**Your goal:**
Say how many lines of the listing below contain "source", giving the number and nothing else.

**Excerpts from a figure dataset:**
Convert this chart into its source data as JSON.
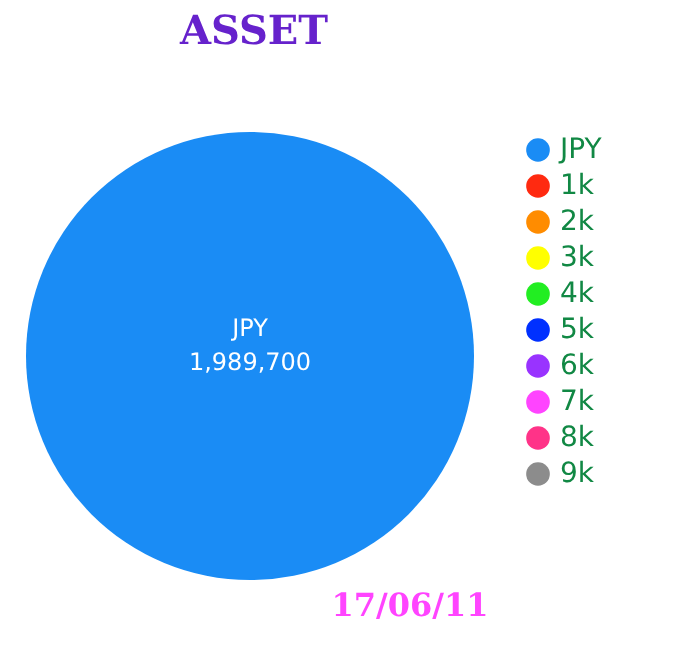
{
  "chart_data": {
    "type": "pie",
    "title": "ASSET",
    "categories": [
      "JPY",
      "1k",
      "2k",
      "3k",
      "4k",
      "5k",
      "6k",
      "7k",
      "8k",
      "9k"
    ],
    "values": [
      1989700,
      0,
      0,
      0,
      0,
      0,
      0,
      0,
      0,
      0
    ],
    "colors": [
      "#1a8cf5",
      "#ff2a10",
      "#ff8c00",
      "#ffff00",
      "#22ee22",
      "#0030ff",
      "#9933ff",
      "#ff44ff",
      "#ff3388",
      "#8c8c8c"
    ],
    "value_labels": [
      "1,989,700",
      null,
      null,
      null,
      null,
      null,
      null,
      null,
      null,
      null
    ],
    "legend": "right",
    "annotations": [
      "17/06/11"
    ]
  }
}
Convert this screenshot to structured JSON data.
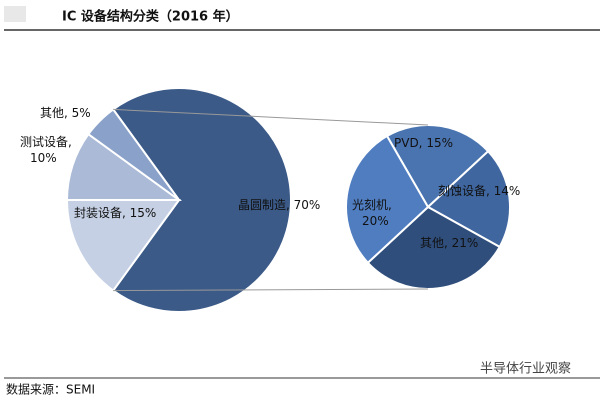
{
  "chart_data": [
    {
      "type": "pie",
      "title": "IC 设备结构分类（2016 年）",
      "values": [
        70,
        15,
        10,
        5
      ],
      "value_labels": [
        "晶圆制造, 70%",
        "封装设备, 15%",
        "测试设备,\n10%",
        "其他, 5%"
      ],
      "colors": [
        "#3b5a88",
        "#c5d0e4",
        "#aabad7",
        "#8aa1c9"
      ]
    },
    {
      "type": "pie",
      "values": [
        15,
        14,
        21,
        20
      ],
      "value_labels": [
        "PVD, 15%",
        "刻蚀设备, 14%",
        "其他, 21%",
        "光刻机,\n20%"
      ],
      "colors": [
        "#4a74b0",
        "#3f669f",
        "#2f4e7c",
        "#4f7dc0"
      ]
    }
  ],
  "source": "数据来源：SEMI",
  "watermark": "半导体行业观察"
}
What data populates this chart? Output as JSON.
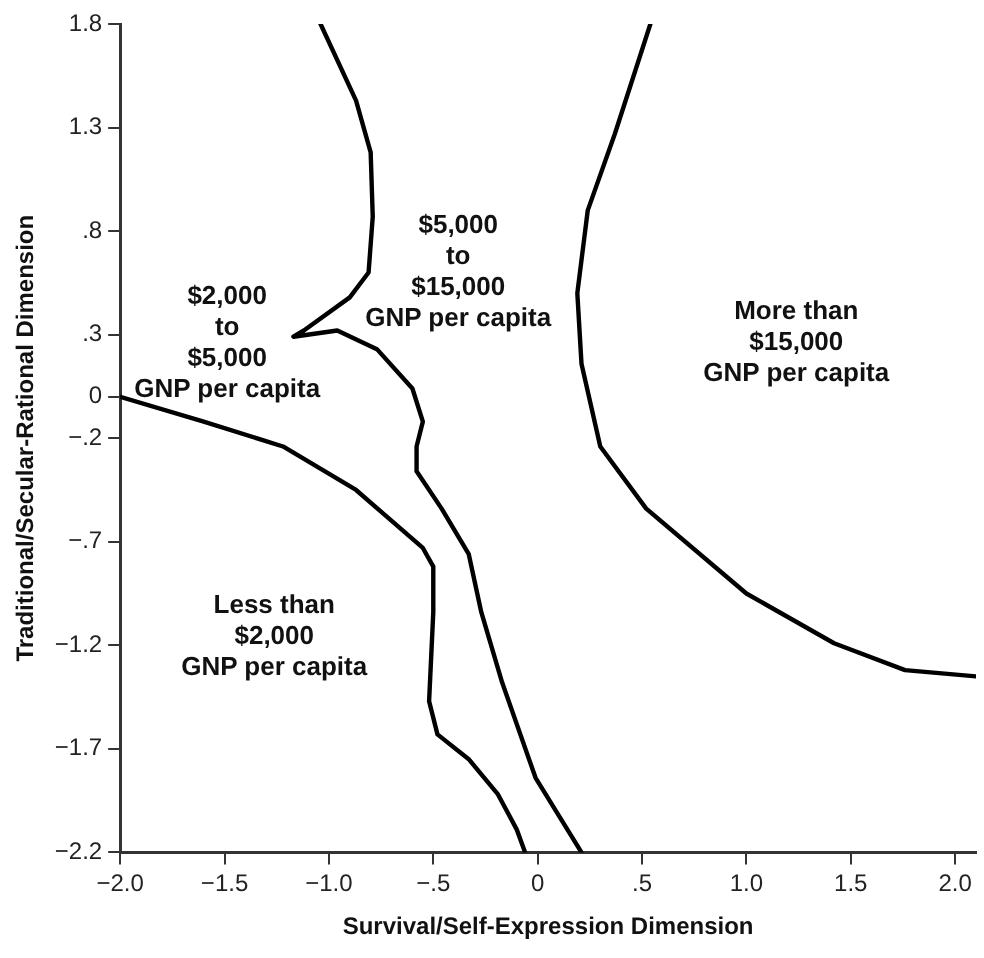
{
  "chart_data": {
    "type": "line",
    "xlabel": "Survival/Self-Expression Dimension",
    "ylabel": "Traditional/Secular-Rational Dimension",
    "xlim": [
      -2.0,
      2.1
    ],
    "ylim": [
      -2.2,
      1.8
    ],
    "xticks": [
      {
        "value": -2.0,
        "label": "−2.0"
      },
      {
        "value": -1.5,
        "label": "−1.5"
      },
      {
        "value": -1.0,
        "label": "−1.0"
      },
      {
        "value": -0.5,
        "label": "−.5"
      },
      0,
      {
        "value": 0.5,
        "label": ".5"
      },
      {
        "value": 1.0,
        "label": "1.0"
      },
      {
        "value": 1.5,
        "label": "1.5"
      },
      {
        "value": 2.0,
        "label": "2.0"
      }
    ],
    "yticks": [
      {
        "value": -2.2,
        "label": "−2.2"
      },
      {
        "value": -1.7,
        "label": "−1.7"
      },
      {
        "value": -1.2,
        "label": "−1.2"
      },
      {
        "value": -0.7,
        "label": "−.7"
      },
      {
        "value": -0.2,
        "label": "−.2"
      },
      0,
      {
        "value": 0.3,
        "label": ".3"
      },
      {
        "value": 0.8,
        "label": ".8"
      },
      {
        "value": 1.3,
        "label": "1.3"
      },
      {
        "value": 1.8,
        "label": "1.8"
      }
    ],
    "grid": false,
    "legend": false,
    "marker": "none",
    "line_style": "solid",
    "series": [
      {
        "color": "#000000",
        "x": [
          -2.0,
          -1.6,
          -1.22,
          -0.87,
          -0.55,
          -0.5,
          -0.5,
          -0.52,
          -0.48,
          -0.33,
          -0.19,
          -0.1,
          -0.06
        ],
        "values": [
          0.0,
          -0.12,
          -0.24,
          -0.45,
          -0.73,
          -0.82,
          -1.04,
          -1.47,
          -1.63,
          -1.75,
          -1.92,
          -2.09,
          -2.2
        ]
      },
      {
        "color": "#000000",
        "x": [
          -1.04,
          -0.87,
          -0.8,
          -0.79,
          -0.81,
          -0.9,
          -1.12,
          -1.17,
          -0.96,
          -0.77,
          -0.6,
          -0.55,
          -0.58,
          -0.58,
          -0.46,
          -0.33,
          -0.27,
          -0.17,
          -0.01,
          0.21
        ],
        "values": [
          1.8,
          1.43,
          1.18,
          0.87,
          0.6,
          0.48,
          0.32,
          0.29,
          0.32,
          0.23,
          0.04,
          -0.12,
          -0.24,
          -0.36,
          -0.54,
          -0.76,
          -1.04,
          -1.38,
          -1.84,
          -2.2
        ]
      },
      {
        "color": "#000000",
        "x": [
          0.54,
          0.37,
          0.24,
          0.19,
          0.21,
          0.3,
          0.52,
          1.0,
          1.42,
          1.76,
          2.1
        ],
        "values": [
          1.8,
          1.27,
          0.9,
          0.5,
          0.16,
          -0.24,
          -0.54,
          -0.95,
          -1.19,
          -1.32,
          -1.35
        ]
      }
    ],
    "annotations": [
      "$2,000\nto\n$5,000\nGNP per capita",
      "$5,000\nto\n$15,000\nGNP per capita",
      "More than\n$15,000\nGNP per capita",
      "Less than\n$2,000\nGNP per capita"
    ]
  }
}
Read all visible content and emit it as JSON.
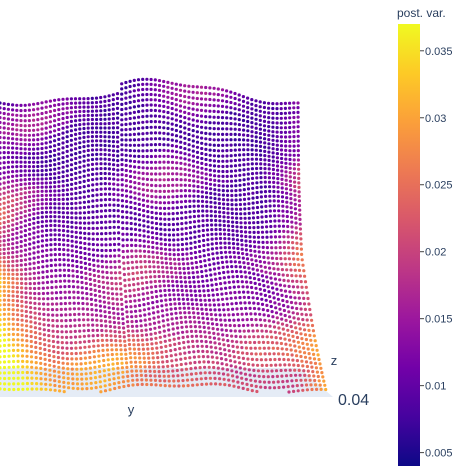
{
  "chart_data": {
    "type": "scatter",
    "subtype": "3d-surface-points",
    "title": "",
    "axes": {
      "y": {
        "label": "y"
      },
      "z": {
        "label": "z",
        "visible_tick_labels": [
          "0.04"
        ]
      }
    },
    "colorbar": {
      "title": "post. var.",
      "range": [
        0.004,
        0.037
      ],
      "tick_values": [
        0.005,
        0.01,
        0.015,
        0.02,
        0.025,
        0.03,
        0.035
      ],
      "tick_labels": [
        "0.005",
        "0.01",
        "0.015",
        "0.02",
        "0.025",
        "0.03",
        "0.035"
      ],
      "colorscale": [
        "#0d0887",
        "#46039f",
        "#7201a8",
        "#9c179e",
        "#bd3786",
        "#d8576b",
        "#ed7953",
        "#fb9f3a",
        "#fdca26",
        "#f0f921"
      ],
      "placement": "right"
    },
    "surface_color": "#e5ecf6",
    "grid": false
  }
}
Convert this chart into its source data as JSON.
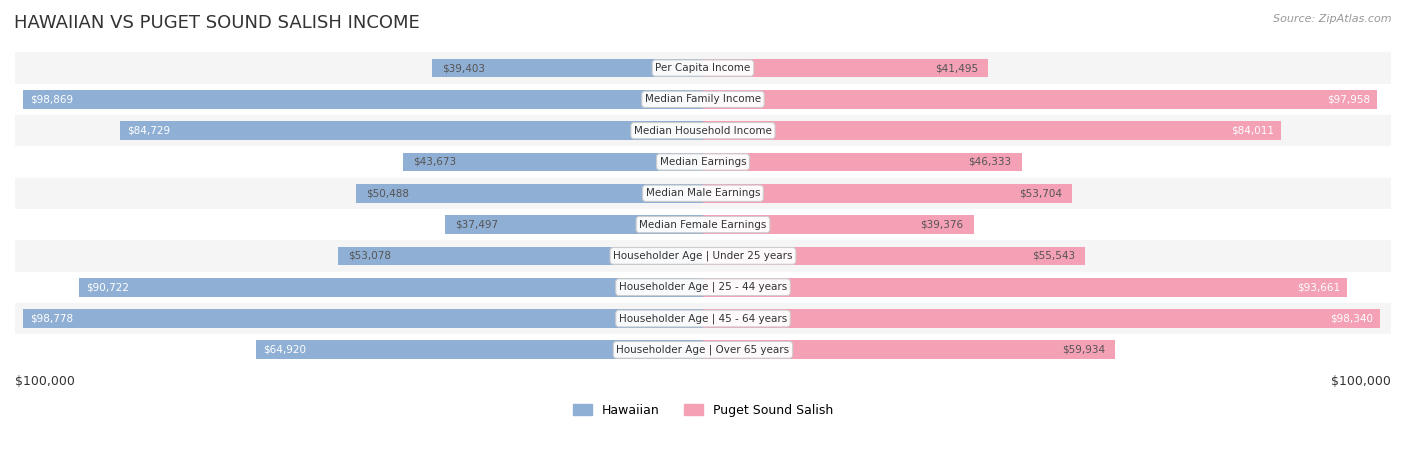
{
  "title": "HAWAIIAN VS PUGET SOUND SALISH INCOME",
  "source": "Source: ZipAtlas.com",
  "categories": [
    "Per Capita Income",
    "Median Family Income",
    "Median Household Income",
    "Median Earnings",
    "Median Male Earnings",
    "Median Female Earnings",
    "Householder Age | Under 25 years",
    "Householder Age | 25 - 44 years",
    "Householder Age | 45 - 64 years",
    "Householder Age | Over 65 years"
  ],
  "hawaiian_values": [
    39403,
    98869,
    84729,
    43673,
    50488,
    37497,
    53078,
    90722,
    98778,
    64920
  ],
  "salish_values": [
    41495,
    97958,
    84011,
    46333,
    53704,
    39376,
    55543,
    93661,
    98340,
    59934
  ],
  "hawaiian_labels": [
    "$39,403",
    "$98,869",
    "$84,729",
    "$43,673",
    "$50,488",
    "$37,497",
    "$53,078",
    "$90,722",
    "$98,778",
    "$64,920"
  ],
  "salish_labels": [
    "$41,495",
    "$97,958",
    "$84,011",
    "$46,333",
    "$53,704",
    "$39,376",
    "$55,543",
    "$93,661",
    "$98,340",
    "$59,934"
  ],
  "max_value": 100000,
  "hawaiian_color": "#90afd4",
  "salish_color": "#f4a0b5",
  "hawaiian_color_dark": "#5b8fc7",
  "salish_color_dark": "#e8607a",
  "row_bg_light": "#f5f5f5",
  "row_bg_white": "#ffffff",
  "label_bg": "#ffffff",
  "bar_height": 0.6,
  "legend_hawaiian": "Hawaiian",
  "legend_salish": "Puget Sound Salish",
  "x_label_left": "$100,000",
  "x_label_right": "$100,000"
}
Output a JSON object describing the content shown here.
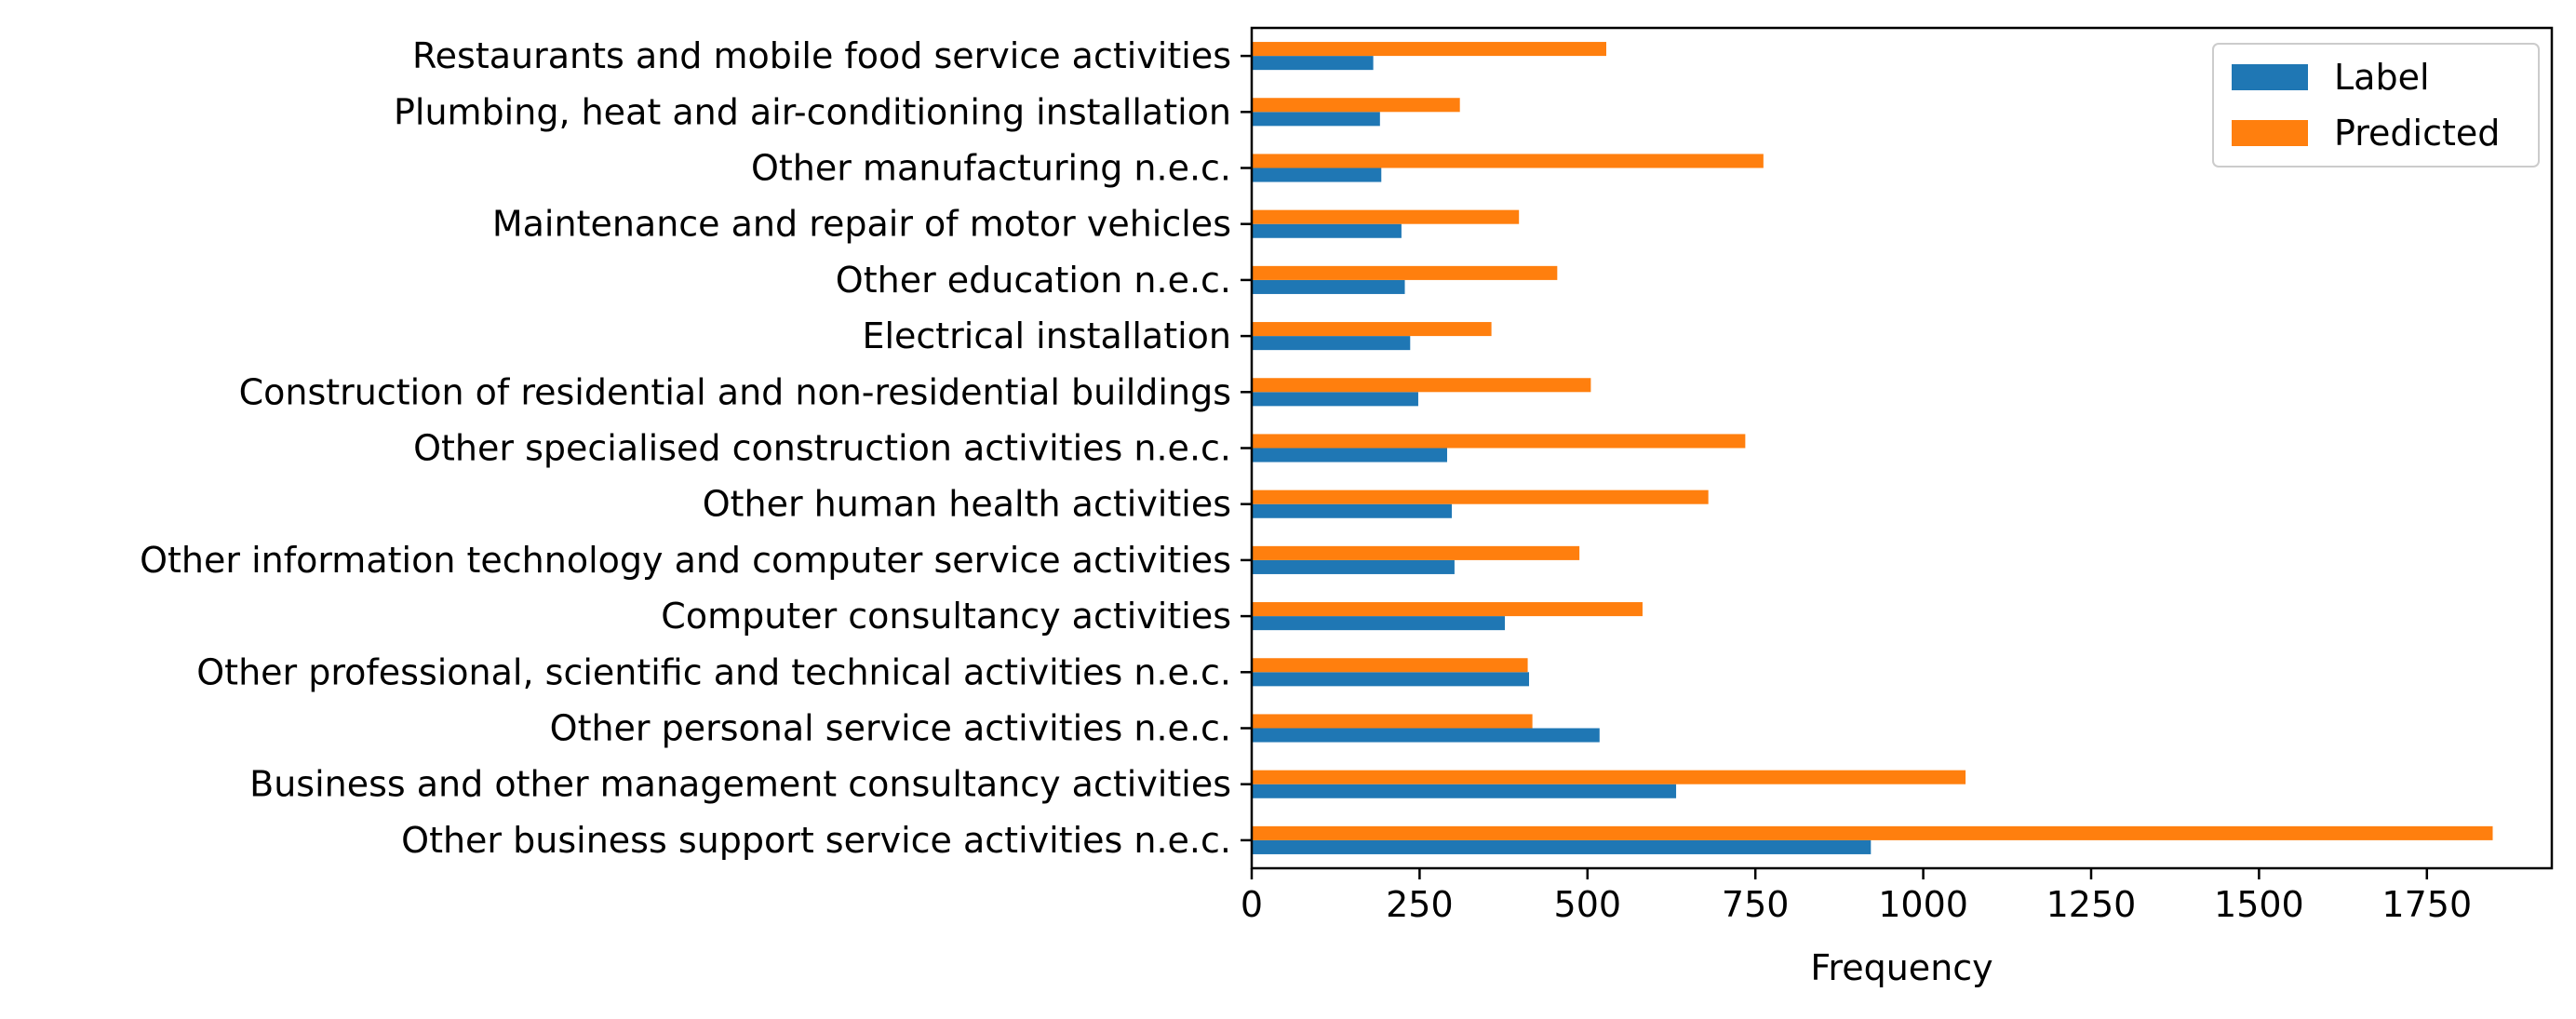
{
  "chart_data": {
    "type": "bar",
    "orientation": "horizontal",
    "xlabel": "Frequency",
    "ylabel": "",
    "title": "",
    "xlim": [
      0,
      1936
    ],
    "xticks": [
      0,
      250,
      500,
      750,
      1000,
      1250,
      1500,
      1750
    ],
    "grid": false,
    "legend_position": "top-right",
    "categories": [
      "Other business support service activities n.e.c.",
      "Business and other management consultancy activities",
      "Other personal service activities n.e.c.",
      "Other professional, scientific and technical activities n.e.c.",
      "Computer consultancy activities",
      "Other information technology and computer service activities",
      "Other human health activities",
      "Other specialised construction activities n.e.c.",
      "Construction of residential and non-residential buildings",
      "Electrical installation",
      "Other education n.e.c.",
      "Maintenance and repair of motor vehicles",
      "Other manufacturing n.e.c.",
      "Plumbing, heat and air-conditioning installation",
      "Restaurants and mobile food service activities"
    ],
    "series": [
      {
        "name": "Label",
        "color": "#1f77b4",
        "values": [
          922,
          632,
          518,
          413,
          377,
          302,
          298,
          291,
          248,
          236,
          228,
          223,
          193,
          191,
          181
        ]
      },
      {
        "name": "Predicted",
        "color": "#ff7f0e",
        "values": [
          1848,
          1063,
          418,
          411,
          582,
          488,
          680,
          735,
          505,
          357,
          455,
          398,
          762,
          310,
          528
        ]
      }
    ]
  }
}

**Complete output:**
4